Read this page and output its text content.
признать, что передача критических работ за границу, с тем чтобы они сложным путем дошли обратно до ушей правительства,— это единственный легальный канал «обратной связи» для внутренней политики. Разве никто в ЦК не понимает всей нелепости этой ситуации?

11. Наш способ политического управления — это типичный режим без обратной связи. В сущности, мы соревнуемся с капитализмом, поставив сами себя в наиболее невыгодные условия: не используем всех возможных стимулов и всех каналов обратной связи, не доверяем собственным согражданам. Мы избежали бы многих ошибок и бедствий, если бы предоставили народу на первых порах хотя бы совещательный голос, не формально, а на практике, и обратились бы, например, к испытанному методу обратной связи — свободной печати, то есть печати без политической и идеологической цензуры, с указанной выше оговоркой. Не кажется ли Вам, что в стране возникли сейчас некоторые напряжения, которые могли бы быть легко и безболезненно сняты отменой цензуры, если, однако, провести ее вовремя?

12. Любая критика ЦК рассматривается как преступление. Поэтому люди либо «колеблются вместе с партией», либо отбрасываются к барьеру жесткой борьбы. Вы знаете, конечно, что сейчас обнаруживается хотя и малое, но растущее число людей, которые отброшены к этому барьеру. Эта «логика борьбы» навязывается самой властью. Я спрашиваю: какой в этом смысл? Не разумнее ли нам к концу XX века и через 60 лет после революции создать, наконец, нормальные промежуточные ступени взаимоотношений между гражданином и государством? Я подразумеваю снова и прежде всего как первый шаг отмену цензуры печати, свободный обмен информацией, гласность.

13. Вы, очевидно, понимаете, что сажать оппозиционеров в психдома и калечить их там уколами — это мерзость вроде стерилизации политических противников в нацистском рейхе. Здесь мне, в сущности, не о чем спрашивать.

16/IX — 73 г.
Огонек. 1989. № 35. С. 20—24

• **The request**
Could you reproduce every record above exactly as it appears?

• **Exercise solution**
Read this page and output its text content.
признать, что передача критических работ за границу, с тем чтобы они сложным путем дошли обратно до ушей правительства,— это единственный легальный канал «обратной связи» для внутренней политики. Разве никто в ЦК не понимает всей нелепости этой ситуации?

11. Наш способ политического управления — это типичный режим без обратной связи. В сущности, мы соревнуемся с капитализмом, поставив сами себя в наиболее невыгодные условия: не используем всех возможных стимулов и всех каналов обратной связи, не доверяем собственным согражданам. Мы избежали бы многих ошибок и бедствий, если бы предоставили народу на первых порах хотя бы совещательный голос, не формально, а на практике, и обратились бы, например, к испытанному методу обратной связи — свободной печати, то есть печати без политической и идеологической цензуры, с указанной выше оговоркой. Не кажется ли Вам, что в стране возникли сейчас некоторые напряжения, которые могли бы быть легко и безболезненно сняты отменой цензуры, если, однако, провести ее вовремя?

12. Любая критика ЦК рассматривается как преступление. Поэтому люди либо «колеблются вместе с партией», либо отбрасываются к барьеру жесткой борьбы. Вы знаете, конечно, что сейчас обнаруживается хотя и малое, но растущее число людей, которые отброшены к этому барьеру. Эта «логика борьбы» навязывается самой властью. Я спрашиваю: какой в этом смысл? Не разумнее ли нам к концу XX века и через 60 лет после революции создать, наконец, нормальные промежуточные ступени взаимоотношений между гражданином и государством? Я подразумеваю снова и прежде всего как первый шаг отмену цензуры печати, свободный обмен информацией, гласность.

13. Вы, очевидно, понимаете, что сажать оппозиционеров в психдома и калечить их там уколами — это мерзость вроде стерилизации политических противников в нацистском рейхе. Здесь мне, в сущности, не о чем спрашивать.

16/IX — 73 г.
Огонек. 1989. № 35. С. 20—24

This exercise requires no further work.